WHAT YOU HAVE TO DO:
Exact reproduction is required for all entries.
[Begin SUPPLIED DATA]
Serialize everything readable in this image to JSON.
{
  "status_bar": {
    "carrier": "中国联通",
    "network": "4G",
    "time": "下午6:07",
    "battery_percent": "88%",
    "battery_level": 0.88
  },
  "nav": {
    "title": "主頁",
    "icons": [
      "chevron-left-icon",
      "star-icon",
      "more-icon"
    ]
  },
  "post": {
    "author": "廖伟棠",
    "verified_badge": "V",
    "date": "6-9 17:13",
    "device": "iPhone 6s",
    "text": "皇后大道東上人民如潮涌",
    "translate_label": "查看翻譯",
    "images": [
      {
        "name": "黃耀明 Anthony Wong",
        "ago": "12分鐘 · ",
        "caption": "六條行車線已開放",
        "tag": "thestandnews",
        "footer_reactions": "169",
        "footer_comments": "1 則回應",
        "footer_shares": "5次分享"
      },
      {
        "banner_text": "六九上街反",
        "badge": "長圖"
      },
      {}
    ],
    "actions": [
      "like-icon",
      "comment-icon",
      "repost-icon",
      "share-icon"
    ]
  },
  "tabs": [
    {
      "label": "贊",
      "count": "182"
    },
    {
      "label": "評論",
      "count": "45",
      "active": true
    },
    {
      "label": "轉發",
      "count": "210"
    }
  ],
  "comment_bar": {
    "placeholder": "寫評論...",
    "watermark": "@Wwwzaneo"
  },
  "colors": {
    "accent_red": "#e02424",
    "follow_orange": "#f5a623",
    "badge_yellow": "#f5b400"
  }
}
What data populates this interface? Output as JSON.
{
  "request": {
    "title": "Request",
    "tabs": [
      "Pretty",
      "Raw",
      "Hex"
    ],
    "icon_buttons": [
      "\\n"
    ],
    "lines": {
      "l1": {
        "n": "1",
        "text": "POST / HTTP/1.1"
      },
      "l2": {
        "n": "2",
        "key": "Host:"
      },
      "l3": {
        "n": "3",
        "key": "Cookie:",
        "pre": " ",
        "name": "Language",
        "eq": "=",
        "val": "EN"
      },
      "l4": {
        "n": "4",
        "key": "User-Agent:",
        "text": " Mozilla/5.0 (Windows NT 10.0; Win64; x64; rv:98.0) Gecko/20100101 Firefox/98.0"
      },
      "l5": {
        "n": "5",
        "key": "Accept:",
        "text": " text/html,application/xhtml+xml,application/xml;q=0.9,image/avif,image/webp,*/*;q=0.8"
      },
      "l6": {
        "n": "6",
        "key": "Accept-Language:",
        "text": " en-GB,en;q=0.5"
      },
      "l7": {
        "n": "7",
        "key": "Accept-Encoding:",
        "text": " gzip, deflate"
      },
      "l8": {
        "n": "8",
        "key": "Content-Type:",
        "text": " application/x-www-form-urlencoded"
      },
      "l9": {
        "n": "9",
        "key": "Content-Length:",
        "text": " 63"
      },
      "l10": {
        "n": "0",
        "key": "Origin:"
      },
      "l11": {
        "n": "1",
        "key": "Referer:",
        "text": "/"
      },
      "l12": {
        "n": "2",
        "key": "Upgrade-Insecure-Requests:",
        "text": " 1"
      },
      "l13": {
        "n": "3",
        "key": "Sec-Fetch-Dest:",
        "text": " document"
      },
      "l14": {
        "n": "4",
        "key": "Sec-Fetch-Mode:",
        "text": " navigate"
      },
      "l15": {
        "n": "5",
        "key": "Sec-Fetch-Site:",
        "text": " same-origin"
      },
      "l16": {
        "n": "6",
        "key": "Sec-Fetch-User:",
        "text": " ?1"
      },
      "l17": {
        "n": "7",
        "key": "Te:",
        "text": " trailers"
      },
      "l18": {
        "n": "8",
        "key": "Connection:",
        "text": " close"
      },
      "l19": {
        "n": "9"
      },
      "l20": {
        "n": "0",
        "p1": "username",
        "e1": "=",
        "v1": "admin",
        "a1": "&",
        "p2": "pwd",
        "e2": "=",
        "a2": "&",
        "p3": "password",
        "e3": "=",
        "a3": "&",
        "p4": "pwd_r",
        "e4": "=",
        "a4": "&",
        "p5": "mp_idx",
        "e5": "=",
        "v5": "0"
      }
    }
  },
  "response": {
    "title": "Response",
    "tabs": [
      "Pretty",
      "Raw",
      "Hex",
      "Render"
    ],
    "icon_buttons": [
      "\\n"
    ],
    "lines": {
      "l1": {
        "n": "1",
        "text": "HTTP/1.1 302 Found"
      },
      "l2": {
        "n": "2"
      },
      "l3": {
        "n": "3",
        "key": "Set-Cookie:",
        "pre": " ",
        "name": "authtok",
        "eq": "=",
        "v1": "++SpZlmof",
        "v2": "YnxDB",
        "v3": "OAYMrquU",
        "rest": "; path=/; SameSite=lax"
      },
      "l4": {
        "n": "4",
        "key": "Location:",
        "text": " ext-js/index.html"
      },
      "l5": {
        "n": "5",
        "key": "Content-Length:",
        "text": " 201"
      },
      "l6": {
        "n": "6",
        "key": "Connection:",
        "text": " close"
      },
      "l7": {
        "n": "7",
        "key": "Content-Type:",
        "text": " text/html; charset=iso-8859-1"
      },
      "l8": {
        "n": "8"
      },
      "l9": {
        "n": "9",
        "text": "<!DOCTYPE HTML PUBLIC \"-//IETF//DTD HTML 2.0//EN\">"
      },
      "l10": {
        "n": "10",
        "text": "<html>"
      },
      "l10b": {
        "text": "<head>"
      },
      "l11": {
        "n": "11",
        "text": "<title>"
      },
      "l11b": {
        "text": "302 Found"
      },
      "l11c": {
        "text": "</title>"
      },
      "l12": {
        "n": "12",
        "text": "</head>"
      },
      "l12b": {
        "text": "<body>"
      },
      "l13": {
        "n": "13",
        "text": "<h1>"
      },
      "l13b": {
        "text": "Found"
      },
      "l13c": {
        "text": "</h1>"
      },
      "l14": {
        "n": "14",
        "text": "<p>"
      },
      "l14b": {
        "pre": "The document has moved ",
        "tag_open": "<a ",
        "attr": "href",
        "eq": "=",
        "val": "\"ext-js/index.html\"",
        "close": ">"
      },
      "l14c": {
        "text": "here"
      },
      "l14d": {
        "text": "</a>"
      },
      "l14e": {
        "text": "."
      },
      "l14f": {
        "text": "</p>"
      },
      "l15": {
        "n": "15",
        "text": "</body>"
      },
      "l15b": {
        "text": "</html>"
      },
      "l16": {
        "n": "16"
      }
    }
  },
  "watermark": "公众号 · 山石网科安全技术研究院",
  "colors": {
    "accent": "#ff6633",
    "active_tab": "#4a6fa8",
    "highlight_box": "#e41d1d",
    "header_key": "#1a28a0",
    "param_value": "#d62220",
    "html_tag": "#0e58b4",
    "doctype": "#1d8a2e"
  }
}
[End SUPPLIED DATA]
THE SOLUTION:
Serialize everything readable in this image to JSON.
{
  "status_bar": {
    "carrier": "中国联通",
    "network": "4G",
    "time": "下午6:07",
    "battery_percent": "88%",
    "battery_level": 0.88
  },
  "nav": {
    "title": "主頁",
    "icons": [
      "chevron-left-icon",
      "star-icon",
      "more-icon"
    ]
  },
  "post": {
    "author": "廖伟棠",
    "verified_badge": "V",
    "date": "6-9 17:13",
    "device": "iPhone 6s",
    "text": "皇后大道東上人民如潮涌",
    "translate_label": "查看翻譯",
    "images": [
      {
        "name": "黃耀明 Anthony Wong",
        "ago": "12分鐘 · ",
        "caption": "六條行車線已開放",
        "tag": "thestandnews",
        "footer_reactions": "169",
        "footer_comments": "1 則回應",
        "footer_shares": "5次分享"
      },
      {
        "banner_text": "六九上街反",
        "badge": "長圖"
      },
      {}
    ],
    "actions": [
      "like-icon",
      "comment-icon",
      "repost-icon",
      "share-icon"
    ]
  },
  "tabs": [
    {
      "label": "贊",
      "count": "182"
    },
    {
      "label": "評論",
      "count": "45",
      "active": true
    },
    {
      "label": "轉發",
      "count": "210"
    }
  ],
  "comment_bar": {
    "placeholder": "寫評論...",
    "watermark": "@Wwwzaneo"
  },
  "colors": {
    "accent_red": "#e02424",
    "follow_orange": "#f5a623",
    "badge_yellow": "#f5b400"
  }
}
What data populates this interface? Output as JSON.
{
  "request": {
    "title": "Request",
    "tabs": [
      "Pretty",
      "Raw",
      "Hex"
    ],
    "icon_buttons": [
      "\\n"
    ],
    "lines": {
      "l1": {
        "n": "1",
        "text": "POST / HTTP/1.1"
      },
      "l2": {
        "n": "2",
        "key": "Host:"
      },
      "l3": {
        "n": "3",
        "key": "Cookie:",
        "pre": " ",
        "name": "Language",
        "eq": "=",
        "val": "EN"
      },
      "l4": {
        "n": "4",
        "key": "User-Agent:",
        "text": " Mozilla/5.0 (Windows NT 10.0; Win64; x64; rv:98.0) Gecko/20100101 Firefox/98.0"
      },
      "l5": {
        "n": "5",
        "key": "Accept:",
        "text": " text/html,application/xhtml+xml,application/xml;q=0.9,image/avif,image/webp,*/*;q=0.8"
      },
      "l6": {
        "n": "6",
        "key": "Accept-Language:",
        "text": " en-GB,en;q=0.5"
      },
      "l7": {
        "n": "7",
        "key": "Accept-Encoding:",
        "text": " gzip, deflate"
      },
      "l8": {
        "n": "8",
        "key": "Content-Type:",
        "text": " application/x-www-form-urlencoded"
      },
      "l9": {
        "n": "9",
        "key": "Content-Length:",
        "text": " 63"
      },
      "l10": {
        "n": "0",
        "key": "Origin:"
      },
      "l11": {
        "n": "1",
        "key": "Referer:",
        "text": "/"
      },
      "l12": {
        "n": "2",
        "key": "Upgrade-Insecure-Requests:",
        "text": " 1"
      },
      "l13": {
        "n": "3",
        "key": "Sec-Fetch-Dest:",
        "text": " document"
      },
      "l14": {
        "n": "4",
        "key": "Sec-Fetch-Mode:",
        "text": " navigate"
      },
      "l15": {
        "n": "5",
        "key": "Sec-Fetch-Site:",
        "text": " same-origin"
      },
      "l16": {
        "n": "6",
        "key": "Sec-Fetch-User:",
        "text": " ?1"
      },
      "l17": {
        "n": "7",
        "key": "Te:",
        "text": " trailers"
      },
      "l18": {
        "n": "8",
        "key": "Connection:",
        "text": " close"
      },
      "l19": {
        "n": "9"
      },
      "l20": {
        "n": "0",
        "p1": "username",
        "e1": "=",
        "v1": "admin",
        "a1": "&",
        "p2": "pwd",
        "e2": "=",
        "a2": "&",
        "p3": "password",
        "e3": "=",
        "a3": "&",
        "p4": "pwd_r",
        "e4": "=",
        "a4": "&",
        "p5": "mp_idx",
        "e5": "=",
        "v5": "0"
      }
    }
  },
  "response": {
    "title": "Response",
    "tabs": [
      "Pretty",
      "Raw",
      "Hex",
      "Render"
    ],
    "icon_buttons": [
      "\\n"
    ],
    "lines": {
      "l1": {
        "n": "1",
        "text": "HTTP/1.1 302 Found"
      },
      "l2": {
        "n": "2"
      },
      "l3": {
        "n": "3",
        "key": "Set-Cookie:",
        "pre": " ",
        "name": "authtok",
        "eq": "=",
        "v1": "++SpZlmof",
        "v2": "YnxDB",
        "v3": "OAYMrquU",
        "rest": "; path=/; SameSite=lax"
      },
      "l4": {
        "n": "4",
        "key": "Location:",
        "text": " ext-js/index.html"
      },
      "l5": {
        "n": "5",
        "key": "Content-Length:",
        "text": " 201"
      },
      "l6": {
        "n": "6",
        "key": "Connection:",
        "text": " close"
      },
      "l7": {
        "n": "7",
        "key": "Content-Type:",
        "text": " text/html; charset=iso-8859-1"
      },
      "l8": {
        "n": "8"
      },
      "l9": {
        "n": "9",
        "text": "<!DOCTYPE HTML PUBLIC \"-//IETF//DTD HTML 2.0//EN\">"
      },
      "l10": {
        "n": "10",
        "text": "<html>"
      },
      "l10b": {
        "text": "<head>"
      },
      "l11": {
        "n": "11",
        "text": "<title>"
      },
      "l11b": {
        "text": "302 Found"
      },
      "l11c": {
        "text": "</title>"
      },
      "l12": {
        "n": "12",
        "text": "</head>"
      },
      "l12b": {
        "text": "<body>"
      },
      "l13": {
        "n": "13",
        "text": "<h1>"
      },
      "l13b": {
        "text": "Found"
      },
      "l13c": {
        "text": "</h1>"
      },
      "l14": {
        "n": "14",
        "text": "<p>"
      },
      "l14b": {
        "pre": "The document has moved ",
        "tag_open": "<a ",
        "attr": "href",
        "eq": "=",
        "val": "\"ext-js/index.html\"",
        "close": ">"
      },
      "l14c": {
        "text": "here"
      },
      "l14d": {
        "text": "</a>"
      },
      "l14e": {
        "text": "."
      },
      "l14f": {
        "text": "</p>"
      },
      "l15": {
        "n": "15",
        "text": "</body>"
      },
      "l15b": {
        "text": "</html>"
      },
      "l16": {
        "n": "16"
      }
    }
  },
  "watermark": "公众号 · 山石网科安全技术研究院",
  "colors": {
    "accent": "#ff6633",
    "active_tab": "#4a6fa8",
    "highlight_box": "#e41d1d",
    "header_key": "#1a28a0",
    "param_value": "#d62220",
    "html_tag": "#0e58b4",
    "doctype": "#1d8a2e"
  }
}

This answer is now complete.